__JOB__. Quote the entries that follow exactly, leaving none out.

(Records from a data source)
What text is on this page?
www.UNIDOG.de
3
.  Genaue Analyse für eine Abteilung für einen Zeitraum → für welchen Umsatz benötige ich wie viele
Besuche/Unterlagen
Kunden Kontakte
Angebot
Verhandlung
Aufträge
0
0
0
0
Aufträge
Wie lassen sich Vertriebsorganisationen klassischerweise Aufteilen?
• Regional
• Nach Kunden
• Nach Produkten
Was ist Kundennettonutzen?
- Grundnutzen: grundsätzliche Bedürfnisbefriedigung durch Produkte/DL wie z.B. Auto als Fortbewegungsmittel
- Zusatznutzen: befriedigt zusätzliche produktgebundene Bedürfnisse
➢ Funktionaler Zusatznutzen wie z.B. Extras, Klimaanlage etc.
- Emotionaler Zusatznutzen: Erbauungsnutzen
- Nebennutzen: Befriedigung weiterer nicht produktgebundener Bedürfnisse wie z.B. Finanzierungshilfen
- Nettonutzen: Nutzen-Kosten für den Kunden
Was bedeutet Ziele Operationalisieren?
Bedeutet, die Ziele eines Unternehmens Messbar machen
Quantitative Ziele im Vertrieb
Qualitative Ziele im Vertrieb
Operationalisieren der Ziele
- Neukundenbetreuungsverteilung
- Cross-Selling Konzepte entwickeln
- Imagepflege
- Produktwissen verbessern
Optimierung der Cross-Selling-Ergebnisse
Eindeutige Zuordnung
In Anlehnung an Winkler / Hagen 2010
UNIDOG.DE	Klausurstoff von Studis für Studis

__REPLY TO THE EXERCISE__.
What text is on this page?
www.UNIDOG.de
3
.  Genaue Analyse für eine Abteilung für einen Zeitraum → für welchen Umsatz benötige ich wie viele
Besuche/Unterlagen
Kunden Kontakte
Angebot
Verhandlung
Aufträge
0
0
0
0
Aufträge
Wie lassen sich Vertriebsorganisationen klassischerweise Aufteilen?
• Regional
• Nach Kunden
• Nach Produkten
Was ist Kundennettonutzen?
- Grundnutzen: grundsätzliche Bedürfnisbefriedigung durch Produkte/DL wie z.B. Auto als Fortbewegungsmittel
- Zusatznutzen: befriedigt zusätzliche produktgebundene Bedürfnisse
➢ Funktionaler Zusatznutzen wie z.B. Extras, Klimaanlage etc.
- Emotionaler Zusatznutzen: Erbauungsnutzen
- Nebennutzen: Befriedigung weiterer nicht produktgebundener Bedürfnisse wie z.B. Finanzierungshilfen
- Nettonutzen: Nutzen-Kosten für den Kunden
Was bedeutet Ziele Operationalisieren?
Bedeutet, die Ziele eines Unternehmens Messbar machen
Quantitative Ziele im Vertrieb
Qualitative Ziele im Vertrieb
Operationalisieren der Ziele
- Neukundenbetreuungsverteilung
- Cross-Selling Konzepte entwickeln
- Imagepflege
- Produktwissen verbessern
Optimierung der Cross-Selling-Ergebnisse
Eindeutige Zuordnung
In Anlehnung an Winkler / Hagen 2010
UNIDOG.DE	Klausurstoff von Studis für Studis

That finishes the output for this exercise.